> **EXERCISE INSTRUCTIONS**:
Wherever the string "typical" appears, copy the whole line.

> **SUPPLIED MATERIAL**:
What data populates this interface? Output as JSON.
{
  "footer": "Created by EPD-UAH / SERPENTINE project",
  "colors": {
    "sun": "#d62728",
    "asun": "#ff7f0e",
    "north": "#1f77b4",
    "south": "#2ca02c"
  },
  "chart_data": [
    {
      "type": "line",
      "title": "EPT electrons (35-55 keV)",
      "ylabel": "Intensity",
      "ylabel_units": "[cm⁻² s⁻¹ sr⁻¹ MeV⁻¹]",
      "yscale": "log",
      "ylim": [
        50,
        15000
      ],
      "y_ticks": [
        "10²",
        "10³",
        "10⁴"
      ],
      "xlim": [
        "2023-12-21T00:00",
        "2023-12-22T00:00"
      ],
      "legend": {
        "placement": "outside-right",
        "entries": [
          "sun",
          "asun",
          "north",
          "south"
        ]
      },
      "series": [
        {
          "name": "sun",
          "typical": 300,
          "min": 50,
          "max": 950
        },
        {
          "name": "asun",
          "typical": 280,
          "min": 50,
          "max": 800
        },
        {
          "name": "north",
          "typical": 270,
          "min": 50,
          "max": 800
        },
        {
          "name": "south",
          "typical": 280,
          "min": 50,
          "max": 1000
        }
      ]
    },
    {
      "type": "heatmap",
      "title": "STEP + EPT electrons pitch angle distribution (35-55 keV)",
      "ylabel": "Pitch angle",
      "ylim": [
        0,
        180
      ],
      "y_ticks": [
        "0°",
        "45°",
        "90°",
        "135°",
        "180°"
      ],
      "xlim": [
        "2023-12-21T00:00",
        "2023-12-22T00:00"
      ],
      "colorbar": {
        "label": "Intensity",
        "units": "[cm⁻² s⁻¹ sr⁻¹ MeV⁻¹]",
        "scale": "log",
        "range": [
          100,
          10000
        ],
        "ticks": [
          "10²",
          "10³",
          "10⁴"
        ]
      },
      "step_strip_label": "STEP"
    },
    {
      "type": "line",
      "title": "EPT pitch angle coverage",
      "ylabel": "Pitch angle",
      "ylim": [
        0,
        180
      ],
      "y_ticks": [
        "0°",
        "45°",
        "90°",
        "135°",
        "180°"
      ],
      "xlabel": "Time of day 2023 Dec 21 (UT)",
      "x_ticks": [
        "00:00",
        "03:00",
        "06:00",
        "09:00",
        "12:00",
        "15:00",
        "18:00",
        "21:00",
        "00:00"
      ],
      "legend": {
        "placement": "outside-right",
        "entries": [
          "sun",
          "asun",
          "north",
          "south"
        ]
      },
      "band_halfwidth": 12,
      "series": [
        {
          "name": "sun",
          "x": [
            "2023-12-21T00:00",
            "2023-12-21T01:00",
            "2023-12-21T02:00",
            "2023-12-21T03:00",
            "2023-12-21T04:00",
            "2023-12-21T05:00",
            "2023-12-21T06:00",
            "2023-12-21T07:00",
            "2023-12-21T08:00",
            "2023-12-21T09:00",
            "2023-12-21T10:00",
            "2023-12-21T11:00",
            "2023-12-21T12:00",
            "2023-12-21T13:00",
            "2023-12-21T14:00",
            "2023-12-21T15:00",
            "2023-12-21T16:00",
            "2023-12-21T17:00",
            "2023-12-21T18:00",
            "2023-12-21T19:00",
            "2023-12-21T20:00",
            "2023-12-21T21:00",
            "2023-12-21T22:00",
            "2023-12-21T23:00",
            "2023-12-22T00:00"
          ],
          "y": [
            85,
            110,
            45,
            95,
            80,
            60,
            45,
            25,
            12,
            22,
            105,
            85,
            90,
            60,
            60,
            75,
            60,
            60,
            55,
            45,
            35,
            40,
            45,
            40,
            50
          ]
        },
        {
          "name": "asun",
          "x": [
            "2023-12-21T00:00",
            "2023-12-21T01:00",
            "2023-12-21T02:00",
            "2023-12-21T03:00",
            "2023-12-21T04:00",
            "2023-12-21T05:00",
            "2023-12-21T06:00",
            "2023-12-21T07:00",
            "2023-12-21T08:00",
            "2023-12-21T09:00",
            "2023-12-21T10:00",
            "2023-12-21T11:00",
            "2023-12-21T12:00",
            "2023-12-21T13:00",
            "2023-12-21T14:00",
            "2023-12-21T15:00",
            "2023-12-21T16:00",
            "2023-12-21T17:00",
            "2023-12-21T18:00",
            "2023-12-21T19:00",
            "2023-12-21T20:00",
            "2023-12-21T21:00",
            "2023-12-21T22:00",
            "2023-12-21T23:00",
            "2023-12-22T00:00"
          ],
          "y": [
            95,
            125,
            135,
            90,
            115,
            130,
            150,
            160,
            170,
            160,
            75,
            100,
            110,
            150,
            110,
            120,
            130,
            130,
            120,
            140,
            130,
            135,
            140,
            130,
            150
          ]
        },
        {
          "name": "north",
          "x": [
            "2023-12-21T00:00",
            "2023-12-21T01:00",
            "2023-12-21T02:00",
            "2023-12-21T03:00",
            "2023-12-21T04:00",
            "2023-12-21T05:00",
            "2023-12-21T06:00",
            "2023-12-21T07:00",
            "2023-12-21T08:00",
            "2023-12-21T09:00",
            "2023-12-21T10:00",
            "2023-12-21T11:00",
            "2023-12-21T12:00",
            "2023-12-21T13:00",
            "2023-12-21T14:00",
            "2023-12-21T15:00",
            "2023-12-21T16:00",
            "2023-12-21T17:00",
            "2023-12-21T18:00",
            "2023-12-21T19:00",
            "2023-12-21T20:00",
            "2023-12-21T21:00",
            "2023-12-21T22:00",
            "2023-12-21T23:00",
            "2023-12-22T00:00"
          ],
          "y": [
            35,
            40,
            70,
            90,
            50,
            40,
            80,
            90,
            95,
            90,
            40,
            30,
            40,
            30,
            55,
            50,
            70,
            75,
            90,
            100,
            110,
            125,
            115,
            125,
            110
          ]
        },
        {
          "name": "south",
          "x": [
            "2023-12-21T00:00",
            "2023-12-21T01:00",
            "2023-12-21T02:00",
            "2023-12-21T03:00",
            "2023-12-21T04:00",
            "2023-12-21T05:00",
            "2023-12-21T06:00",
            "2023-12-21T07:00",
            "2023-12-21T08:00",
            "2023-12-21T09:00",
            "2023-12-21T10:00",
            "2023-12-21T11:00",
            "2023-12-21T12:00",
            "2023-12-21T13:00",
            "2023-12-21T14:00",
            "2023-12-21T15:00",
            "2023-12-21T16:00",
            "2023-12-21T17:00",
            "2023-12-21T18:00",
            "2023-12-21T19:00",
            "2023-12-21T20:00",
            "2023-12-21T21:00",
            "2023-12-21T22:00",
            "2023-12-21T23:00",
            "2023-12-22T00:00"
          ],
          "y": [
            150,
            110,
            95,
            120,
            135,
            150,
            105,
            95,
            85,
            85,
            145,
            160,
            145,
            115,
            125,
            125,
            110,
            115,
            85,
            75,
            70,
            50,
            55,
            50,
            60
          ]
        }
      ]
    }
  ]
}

> **WRITTEN RESPONSE**:
          "typical": 300,
          "typical": 280,
          "typical": 270,
          "typical": 280,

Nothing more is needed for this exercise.